_DIRECTION_
Note how many lines hold the string "Quantidade" and give that number without any other words.
━━ RECORDS FOR THIS TASK
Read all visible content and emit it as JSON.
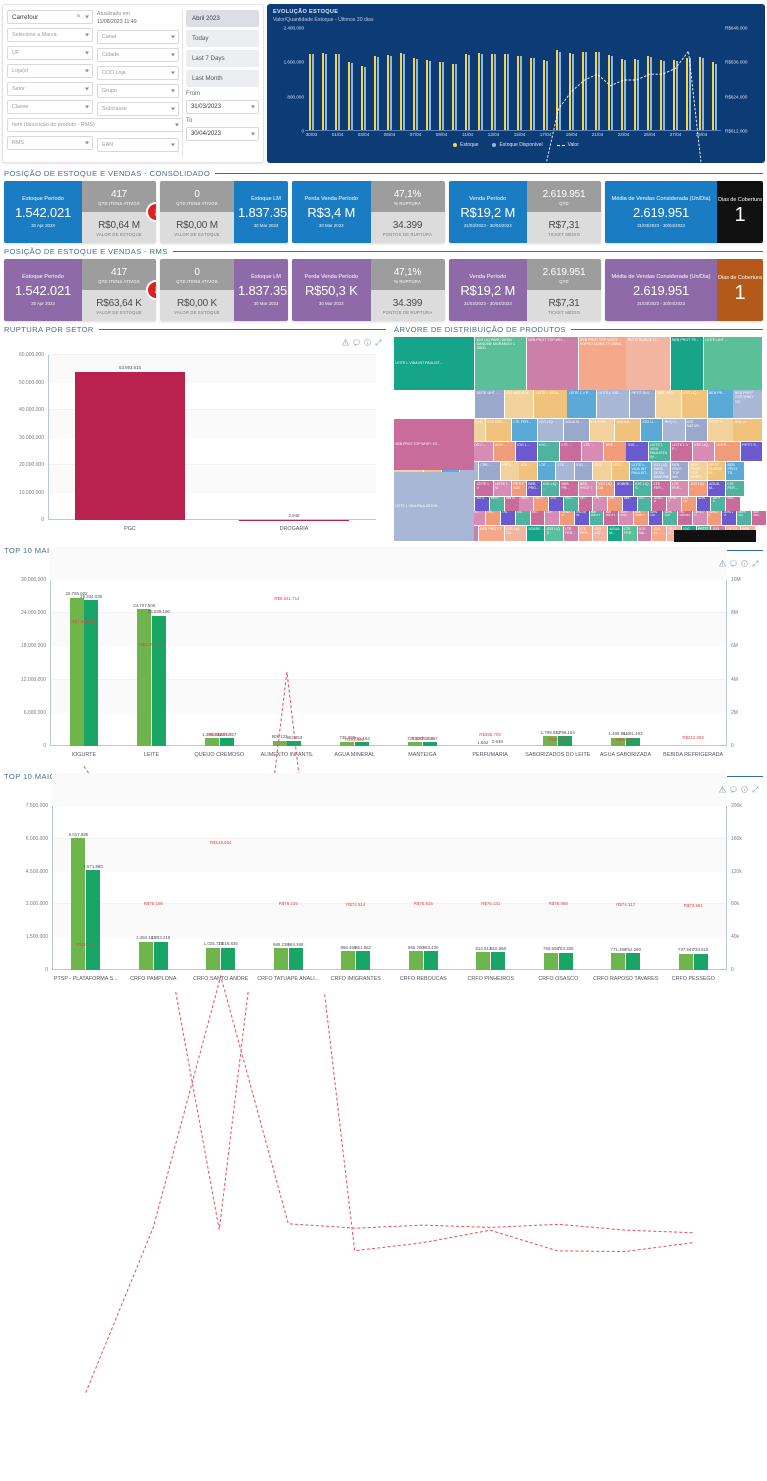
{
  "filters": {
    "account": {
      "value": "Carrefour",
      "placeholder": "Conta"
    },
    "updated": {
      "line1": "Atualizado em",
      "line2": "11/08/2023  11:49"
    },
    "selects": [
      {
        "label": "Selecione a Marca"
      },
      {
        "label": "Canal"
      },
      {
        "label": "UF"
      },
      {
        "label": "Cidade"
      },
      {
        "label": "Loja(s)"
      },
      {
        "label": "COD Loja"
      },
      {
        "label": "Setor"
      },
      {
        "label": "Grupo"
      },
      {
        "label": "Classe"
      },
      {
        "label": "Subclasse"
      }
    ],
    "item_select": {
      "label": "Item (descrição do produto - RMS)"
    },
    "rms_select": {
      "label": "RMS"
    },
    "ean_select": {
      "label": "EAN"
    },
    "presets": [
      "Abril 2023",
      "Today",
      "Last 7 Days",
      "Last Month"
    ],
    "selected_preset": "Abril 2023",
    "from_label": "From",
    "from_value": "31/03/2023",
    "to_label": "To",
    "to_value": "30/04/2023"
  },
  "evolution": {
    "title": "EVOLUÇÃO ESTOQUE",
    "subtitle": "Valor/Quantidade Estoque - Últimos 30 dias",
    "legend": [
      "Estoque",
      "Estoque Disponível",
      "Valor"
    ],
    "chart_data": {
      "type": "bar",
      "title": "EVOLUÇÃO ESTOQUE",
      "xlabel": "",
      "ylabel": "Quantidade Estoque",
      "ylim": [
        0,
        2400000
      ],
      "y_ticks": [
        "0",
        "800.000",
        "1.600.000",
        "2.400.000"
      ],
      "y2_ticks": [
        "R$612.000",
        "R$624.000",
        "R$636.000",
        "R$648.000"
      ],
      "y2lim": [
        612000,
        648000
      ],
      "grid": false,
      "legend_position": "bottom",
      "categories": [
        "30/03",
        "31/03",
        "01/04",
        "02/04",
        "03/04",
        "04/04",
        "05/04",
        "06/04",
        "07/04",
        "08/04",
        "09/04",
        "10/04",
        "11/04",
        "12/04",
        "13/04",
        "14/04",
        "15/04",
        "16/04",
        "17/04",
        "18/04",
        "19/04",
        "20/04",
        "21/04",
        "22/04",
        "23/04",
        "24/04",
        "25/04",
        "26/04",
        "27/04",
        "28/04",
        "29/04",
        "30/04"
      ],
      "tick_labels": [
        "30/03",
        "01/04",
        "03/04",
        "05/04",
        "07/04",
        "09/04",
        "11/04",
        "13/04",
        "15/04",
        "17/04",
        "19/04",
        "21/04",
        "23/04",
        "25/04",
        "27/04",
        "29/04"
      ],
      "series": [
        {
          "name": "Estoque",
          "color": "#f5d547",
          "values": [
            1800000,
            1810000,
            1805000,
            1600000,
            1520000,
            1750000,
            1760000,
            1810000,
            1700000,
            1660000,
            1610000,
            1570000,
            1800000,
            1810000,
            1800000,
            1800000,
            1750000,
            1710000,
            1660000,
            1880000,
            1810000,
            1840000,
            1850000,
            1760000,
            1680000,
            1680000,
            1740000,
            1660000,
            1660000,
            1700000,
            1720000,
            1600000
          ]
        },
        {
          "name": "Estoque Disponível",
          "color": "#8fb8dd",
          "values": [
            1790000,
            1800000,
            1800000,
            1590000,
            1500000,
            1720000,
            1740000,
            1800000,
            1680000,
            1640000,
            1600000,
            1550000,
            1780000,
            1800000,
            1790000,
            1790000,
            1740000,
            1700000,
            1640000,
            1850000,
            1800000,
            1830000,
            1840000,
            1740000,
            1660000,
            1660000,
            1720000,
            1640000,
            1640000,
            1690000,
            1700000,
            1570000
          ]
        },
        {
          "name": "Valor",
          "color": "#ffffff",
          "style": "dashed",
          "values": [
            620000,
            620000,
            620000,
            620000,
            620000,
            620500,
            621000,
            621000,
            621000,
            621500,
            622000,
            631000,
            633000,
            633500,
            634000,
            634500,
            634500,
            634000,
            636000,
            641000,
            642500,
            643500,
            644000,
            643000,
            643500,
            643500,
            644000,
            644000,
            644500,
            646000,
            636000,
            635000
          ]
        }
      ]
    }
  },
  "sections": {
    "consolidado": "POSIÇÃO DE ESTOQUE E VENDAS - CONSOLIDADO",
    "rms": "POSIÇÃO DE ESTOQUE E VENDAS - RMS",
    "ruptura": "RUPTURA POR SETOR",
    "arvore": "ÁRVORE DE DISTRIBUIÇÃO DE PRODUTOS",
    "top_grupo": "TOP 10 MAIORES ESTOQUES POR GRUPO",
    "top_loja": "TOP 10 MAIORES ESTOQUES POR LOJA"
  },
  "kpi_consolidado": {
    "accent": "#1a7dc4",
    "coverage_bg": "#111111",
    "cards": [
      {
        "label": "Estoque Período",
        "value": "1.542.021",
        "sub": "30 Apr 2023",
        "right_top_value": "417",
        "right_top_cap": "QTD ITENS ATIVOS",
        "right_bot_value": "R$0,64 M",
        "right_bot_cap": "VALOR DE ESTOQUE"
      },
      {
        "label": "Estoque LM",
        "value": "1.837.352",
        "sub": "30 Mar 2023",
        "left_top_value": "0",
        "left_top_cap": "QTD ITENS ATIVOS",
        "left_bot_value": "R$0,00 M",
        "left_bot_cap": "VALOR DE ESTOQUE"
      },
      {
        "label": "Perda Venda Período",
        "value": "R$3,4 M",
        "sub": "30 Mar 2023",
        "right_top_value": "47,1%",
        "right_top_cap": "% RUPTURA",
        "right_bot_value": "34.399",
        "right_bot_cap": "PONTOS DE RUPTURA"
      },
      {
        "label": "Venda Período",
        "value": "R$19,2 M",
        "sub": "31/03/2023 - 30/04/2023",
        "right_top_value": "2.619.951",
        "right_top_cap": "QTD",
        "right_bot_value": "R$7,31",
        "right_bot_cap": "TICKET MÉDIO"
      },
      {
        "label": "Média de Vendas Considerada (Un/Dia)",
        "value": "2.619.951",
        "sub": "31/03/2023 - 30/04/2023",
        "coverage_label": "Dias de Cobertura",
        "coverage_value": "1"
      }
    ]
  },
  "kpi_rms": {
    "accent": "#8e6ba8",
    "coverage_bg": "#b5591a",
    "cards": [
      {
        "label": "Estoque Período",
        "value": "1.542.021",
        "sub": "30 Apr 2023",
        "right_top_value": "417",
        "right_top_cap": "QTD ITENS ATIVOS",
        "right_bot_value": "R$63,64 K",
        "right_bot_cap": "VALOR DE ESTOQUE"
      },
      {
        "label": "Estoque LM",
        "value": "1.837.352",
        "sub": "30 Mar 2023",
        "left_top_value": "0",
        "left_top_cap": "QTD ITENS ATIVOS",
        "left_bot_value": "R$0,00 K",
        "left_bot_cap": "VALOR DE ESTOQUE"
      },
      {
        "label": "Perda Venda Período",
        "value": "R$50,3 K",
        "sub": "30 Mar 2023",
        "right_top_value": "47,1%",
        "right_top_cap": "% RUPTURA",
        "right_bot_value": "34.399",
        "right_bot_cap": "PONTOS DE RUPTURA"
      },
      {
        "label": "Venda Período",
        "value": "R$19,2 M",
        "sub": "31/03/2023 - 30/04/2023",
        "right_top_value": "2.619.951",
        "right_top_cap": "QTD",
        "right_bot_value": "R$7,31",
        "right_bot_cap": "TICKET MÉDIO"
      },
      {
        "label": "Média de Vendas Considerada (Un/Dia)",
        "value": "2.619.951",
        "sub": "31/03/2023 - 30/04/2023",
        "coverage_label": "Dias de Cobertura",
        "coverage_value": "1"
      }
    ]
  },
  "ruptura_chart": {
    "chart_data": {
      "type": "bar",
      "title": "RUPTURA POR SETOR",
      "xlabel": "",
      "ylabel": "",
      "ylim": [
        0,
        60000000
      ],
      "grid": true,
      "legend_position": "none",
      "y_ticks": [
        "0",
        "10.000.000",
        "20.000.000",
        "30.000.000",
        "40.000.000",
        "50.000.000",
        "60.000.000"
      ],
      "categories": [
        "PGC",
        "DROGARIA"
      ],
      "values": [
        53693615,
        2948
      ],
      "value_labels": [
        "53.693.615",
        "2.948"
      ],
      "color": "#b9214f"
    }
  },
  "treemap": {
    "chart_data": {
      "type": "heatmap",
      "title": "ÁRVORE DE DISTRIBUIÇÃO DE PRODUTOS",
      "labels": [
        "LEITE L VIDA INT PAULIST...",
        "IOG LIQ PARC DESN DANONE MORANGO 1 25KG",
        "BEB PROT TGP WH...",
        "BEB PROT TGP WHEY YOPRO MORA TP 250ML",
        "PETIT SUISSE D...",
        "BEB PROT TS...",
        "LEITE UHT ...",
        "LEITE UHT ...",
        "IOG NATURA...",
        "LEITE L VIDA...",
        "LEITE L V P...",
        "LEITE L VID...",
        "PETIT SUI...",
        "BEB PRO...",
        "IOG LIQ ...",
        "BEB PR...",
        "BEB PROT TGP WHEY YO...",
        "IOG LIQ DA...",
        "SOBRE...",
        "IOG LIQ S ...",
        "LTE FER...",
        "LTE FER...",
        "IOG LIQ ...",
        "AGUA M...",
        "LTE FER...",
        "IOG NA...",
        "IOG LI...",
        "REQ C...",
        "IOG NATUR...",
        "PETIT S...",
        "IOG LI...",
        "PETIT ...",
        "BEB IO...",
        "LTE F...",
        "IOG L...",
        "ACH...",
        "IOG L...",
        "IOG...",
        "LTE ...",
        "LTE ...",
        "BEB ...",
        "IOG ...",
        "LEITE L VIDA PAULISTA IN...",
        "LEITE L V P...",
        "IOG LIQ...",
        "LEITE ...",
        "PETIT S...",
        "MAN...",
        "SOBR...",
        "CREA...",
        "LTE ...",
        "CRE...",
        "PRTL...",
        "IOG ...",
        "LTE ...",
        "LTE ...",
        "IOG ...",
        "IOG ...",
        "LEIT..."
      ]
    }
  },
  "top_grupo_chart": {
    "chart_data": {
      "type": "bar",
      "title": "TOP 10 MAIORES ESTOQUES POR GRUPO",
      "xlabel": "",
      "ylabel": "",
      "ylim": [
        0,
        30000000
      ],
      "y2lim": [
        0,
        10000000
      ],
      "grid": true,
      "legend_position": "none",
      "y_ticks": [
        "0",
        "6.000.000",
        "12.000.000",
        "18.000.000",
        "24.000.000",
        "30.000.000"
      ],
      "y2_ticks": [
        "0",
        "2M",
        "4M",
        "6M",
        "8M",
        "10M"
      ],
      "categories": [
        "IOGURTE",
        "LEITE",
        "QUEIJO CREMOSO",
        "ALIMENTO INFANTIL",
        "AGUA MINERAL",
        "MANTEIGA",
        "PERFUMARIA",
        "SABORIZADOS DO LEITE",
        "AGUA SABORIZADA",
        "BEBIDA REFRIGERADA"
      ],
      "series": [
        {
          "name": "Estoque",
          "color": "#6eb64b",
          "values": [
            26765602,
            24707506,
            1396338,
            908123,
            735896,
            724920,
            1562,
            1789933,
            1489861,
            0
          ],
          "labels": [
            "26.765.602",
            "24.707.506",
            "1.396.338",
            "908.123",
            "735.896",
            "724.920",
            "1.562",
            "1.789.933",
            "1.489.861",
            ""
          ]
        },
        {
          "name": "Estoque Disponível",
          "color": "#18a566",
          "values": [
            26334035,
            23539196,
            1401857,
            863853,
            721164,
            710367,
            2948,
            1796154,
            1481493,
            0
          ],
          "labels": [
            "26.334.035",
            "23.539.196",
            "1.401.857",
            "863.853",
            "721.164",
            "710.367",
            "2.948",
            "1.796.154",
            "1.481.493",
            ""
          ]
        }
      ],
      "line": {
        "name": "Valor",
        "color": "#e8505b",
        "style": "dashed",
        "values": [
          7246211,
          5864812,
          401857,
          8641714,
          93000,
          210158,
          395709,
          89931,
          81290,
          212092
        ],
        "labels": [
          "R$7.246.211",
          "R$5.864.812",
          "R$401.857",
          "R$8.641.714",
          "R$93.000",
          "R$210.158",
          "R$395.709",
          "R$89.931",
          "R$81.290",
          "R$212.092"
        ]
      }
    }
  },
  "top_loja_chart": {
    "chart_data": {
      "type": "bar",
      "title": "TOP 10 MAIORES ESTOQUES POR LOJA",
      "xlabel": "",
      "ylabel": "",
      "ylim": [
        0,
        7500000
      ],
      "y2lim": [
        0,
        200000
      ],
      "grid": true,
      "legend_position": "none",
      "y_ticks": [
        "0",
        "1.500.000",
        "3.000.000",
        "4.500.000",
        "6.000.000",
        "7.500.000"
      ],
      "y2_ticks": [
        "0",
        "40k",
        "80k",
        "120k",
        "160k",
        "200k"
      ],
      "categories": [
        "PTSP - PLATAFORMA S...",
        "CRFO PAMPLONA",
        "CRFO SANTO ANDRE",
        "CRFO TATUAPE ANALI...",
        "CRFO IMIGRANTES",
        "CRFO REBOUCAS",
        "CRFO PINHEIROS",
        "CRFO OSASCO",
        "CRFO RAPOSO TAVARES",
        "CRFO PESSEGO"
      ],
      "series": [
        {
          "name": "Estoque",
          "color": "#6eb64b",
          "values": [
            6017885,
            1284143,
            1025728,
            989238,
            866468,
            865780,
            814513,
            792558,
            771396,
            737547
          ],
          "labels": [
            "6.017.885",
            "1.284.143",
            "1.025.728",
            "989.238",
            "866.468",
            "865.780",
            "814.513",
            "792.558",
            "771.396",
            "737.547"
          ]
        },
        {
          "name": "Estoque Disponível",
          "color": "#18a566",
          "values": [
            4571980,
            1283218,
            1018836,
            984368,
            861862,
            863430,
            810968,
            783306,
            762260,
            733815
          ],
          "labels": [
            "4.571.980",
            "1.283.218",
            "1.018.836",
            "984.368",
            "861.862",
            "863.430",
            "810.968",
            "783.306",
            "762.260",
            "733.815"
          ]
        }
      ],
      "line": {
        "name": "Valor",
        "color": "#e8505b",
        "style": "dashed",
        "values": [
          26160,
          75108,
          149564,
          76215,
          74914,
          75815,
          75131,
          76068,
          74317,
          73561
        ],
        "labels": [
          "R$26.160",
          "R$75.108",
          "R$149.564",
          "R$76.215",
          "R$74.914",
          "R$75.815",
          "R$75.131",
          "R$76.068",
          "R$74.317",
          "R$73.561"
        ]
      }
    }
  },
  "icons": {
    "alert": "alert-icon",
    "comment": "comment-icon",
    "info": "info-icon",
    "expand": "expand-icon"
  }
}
━━━━
_SOLUTION FOR THIS PROBLEM_
2